WHAT YOU ARE ASKED TO DO: Extract and list every line that contains the word "Sessões".

INFORMATION SHOWN:
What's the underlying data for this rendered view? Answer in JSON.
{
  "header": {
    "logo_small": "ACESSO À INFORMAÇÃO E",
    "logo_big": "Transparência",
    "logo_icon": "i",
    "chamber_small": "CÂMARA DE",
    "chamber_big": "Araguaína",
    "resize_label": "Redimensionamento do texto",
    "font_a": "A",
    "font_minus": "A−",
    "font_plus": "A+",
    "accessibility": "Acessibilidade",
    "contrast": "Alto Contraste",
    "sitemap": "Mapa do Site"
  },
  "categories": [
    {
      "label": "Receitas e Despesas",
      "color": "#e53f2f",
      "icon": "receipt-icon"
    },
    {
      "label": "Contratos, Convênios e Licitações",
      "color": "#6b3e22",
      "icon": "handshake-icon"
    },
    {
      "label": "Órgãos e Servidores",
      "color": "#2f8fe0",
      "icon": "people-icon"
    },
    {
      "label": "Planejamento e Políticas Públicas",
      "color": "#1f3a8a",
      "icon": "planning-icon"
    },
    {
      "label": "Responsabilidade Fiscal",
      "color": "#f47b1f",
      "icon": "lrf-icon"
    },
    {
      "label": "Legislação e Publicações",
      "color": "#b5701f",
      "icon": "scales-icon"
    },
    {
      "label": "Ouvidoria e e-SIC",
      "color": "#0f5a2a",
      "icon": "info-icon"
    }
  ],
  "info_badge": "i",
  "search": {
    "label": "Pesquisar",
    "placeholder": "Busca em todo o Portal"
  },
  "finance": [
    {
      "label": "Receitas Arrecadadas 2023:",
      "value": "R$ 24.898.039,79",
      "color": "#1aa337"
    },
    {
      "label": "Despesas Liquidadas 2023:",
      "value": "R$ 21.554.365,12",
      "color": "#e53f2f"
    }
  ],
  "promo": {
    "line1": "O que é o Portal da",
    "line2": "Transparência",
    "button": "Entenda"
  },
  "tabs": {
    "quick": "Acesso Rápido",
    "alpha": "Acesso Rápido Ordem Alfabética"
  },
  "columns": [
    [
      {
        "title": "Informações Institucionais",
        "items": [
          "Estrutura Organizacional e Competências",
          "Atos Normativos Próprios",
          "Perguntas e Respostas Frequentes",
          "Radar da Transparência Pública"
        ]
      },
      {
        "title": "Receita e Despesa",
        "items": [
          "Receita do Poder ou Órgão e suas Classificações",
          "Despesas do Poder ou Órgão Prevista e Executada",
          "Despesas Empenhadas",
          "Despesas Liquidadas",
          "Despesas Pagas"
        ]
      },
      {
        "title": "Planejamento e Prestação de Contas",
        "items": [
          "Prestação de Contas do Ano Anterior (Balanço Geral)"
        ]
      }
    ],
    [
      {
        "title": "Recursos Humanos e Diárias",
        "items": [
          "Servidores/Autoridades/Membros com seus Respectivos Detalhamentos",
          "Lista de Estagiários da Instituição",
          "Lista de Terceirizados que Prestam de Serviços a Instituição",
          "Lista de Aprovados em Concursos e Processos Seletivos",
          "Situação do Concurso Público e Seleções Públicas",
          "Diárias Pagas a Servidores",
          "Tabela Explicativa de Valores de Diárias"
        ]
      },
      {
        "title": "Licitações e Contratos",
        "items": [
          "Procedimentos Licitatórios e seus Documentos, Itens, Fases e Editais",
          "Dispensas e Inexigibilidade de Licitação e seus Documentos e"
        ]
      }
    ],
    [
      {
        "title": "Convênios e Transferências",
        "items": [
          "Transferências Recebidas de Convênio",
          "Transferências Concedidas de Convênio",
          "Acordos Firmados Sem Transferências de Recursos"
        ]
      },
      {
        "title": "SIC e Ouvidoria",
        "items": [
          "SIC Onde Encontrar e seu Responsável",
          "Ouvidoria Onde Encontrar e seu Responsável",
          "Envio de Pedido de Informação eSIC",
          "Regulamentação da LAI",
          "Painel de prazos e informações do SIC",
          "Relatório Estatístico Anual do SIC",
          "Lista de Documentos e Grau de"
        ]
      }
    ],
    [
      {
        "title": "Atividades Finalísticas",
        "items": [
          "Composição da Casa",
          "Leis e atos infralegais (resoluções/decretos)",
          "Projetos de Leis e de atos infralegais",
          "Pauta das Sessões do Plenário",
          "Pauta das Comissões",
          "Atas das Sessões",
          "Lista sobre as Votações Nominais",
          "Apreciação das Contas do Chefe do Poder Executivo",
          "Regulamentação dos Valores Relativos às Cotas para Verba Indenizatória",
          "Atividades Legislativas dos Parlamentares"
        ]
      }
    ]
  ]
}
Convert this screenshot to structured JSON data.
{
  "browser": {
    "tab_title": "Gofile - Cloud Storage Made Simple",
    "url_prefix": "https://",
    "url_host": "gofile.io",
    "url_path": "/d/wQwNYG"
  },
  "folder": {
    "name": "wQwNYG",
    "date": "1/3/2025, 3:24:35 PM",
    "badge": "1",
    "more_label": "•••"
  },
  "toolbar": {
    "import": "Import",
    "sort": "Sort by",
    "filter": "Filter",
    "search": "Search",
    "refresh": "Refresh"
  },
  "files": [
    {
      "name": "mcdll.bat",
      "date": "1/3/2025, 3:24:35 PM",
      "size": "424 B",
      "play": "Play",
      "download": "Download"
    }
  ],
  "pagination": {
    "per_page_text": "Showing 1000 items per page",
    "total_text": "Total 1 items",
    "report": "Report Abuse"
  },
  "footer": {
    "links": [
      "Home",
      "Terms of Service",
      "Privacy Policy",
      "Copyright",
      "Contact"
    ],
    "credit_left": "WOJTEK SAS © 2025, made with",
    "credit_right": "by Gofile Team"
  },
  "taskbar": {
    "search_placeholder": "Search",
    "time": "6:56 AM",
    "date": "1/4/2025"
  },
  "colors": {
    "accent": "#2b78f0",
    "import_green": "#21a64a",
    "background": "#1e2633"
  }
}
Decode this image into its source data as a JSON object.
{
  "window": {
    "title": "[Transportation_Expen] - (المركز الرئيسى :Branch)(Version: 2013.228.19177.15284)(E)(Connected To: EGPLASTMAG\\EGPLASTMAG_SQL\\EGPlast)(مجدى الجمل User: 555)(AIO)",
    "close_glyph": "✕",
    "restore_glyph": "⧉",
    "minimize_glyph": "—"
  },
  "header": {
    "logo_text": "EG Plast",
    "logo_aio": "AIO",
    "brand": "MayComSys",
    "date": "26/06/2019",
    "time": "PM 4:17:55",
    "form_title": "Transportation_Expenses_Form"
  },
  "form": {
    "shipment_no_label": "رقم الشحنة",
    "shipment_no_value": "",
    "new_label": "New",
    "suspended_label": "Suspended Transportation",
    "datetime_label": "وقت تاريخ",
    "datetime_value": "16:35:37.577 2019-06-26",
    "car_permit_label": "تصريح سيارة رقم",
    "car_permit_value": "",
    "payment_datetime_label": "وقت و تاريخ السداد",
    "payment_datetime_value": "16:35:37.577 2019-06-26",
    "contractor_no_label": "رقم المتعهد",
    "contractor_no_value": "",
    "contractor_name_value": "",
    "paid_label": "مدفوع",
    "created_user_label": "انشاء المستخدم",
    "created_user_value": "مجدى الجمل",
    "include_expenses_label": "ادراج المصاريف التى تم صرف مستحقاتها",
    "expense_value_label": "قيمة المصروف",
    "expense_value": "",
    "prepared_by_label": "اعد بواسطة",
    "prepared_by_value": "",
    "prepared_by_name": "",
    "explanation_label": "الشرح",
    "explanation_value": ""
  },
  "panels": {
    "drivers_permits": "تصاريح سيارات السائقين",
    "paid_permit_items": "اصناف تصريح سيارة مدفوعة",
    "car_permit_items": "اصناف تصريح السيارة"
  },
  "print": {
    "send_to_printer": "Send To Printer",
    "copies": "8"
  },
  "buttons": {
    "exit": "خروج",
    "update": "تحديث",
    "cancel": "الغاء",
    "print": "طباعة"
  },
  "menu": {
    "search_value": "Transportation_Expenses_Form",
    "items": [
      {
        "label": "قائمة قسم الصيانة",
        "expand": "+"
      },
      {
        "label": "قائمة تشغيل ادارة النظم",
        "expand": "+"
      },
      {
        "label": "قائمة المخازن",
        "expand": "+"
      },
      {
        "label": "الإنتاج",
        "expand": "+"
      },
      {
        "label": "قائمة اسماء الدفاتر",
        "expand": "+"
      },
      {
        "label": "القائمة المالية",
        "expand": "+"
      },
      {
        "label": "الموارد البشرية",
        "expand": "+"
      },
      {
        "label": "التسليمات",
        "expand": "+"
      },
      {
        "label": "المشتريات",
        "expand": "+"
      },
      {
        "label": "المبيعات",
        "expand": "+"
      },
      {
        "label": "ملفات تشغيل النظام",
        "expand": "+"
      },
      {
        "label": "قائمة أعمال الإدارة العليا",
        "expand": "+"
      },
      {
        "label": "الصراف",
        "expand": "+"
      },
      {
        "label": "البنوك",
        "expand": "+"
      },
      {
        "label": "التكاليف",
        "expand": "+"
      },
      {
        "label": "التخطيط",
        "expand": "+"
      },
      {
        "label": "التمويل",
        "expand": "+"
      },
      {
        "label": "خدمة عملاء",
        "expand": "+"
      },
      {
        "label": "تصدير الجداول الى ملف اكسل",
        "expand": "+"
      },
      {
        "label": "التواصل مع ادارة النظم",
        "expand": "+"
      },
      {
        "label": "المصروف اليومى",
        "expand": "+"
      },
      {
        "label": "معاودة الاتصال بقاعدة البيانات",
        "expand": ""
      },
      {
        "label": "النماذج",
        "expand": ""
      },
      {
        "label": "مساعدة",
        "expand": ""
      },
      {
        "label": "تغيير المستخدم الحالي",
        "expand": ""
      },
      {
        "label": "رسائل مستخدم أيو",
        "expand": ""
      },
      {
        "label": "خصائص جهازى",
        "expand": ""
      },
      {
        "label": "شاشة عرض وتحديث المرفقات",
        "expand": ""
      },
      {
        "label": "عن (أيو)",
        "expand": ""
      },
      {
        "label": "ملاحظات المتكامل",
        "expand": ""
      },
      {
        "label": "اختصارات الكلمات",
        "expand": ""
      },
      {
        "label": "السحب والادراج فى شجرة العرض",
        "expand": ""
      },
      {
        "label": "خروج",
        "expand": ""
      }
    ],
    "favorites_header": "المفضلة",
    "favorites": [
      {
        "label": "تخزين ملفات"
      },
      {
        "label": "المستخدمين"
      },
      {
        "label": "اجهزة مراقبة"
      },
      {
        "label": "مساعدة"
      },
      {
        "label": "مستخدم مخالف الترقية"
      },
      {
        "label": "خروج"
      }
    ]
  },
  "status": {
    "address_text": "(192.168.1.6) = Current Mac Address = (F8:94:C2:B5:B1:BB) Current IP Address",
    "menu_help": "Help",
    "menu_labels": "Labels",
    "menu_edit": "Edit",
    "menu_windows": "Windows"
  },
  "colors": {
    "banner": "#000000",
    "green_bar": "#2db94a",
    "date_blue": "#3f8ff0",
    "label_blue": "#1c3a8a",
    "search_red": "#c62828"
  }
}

EXERCISE SOLUTION:
          "Pauta das Sessões do Plenário",
          "Atas das Sessões",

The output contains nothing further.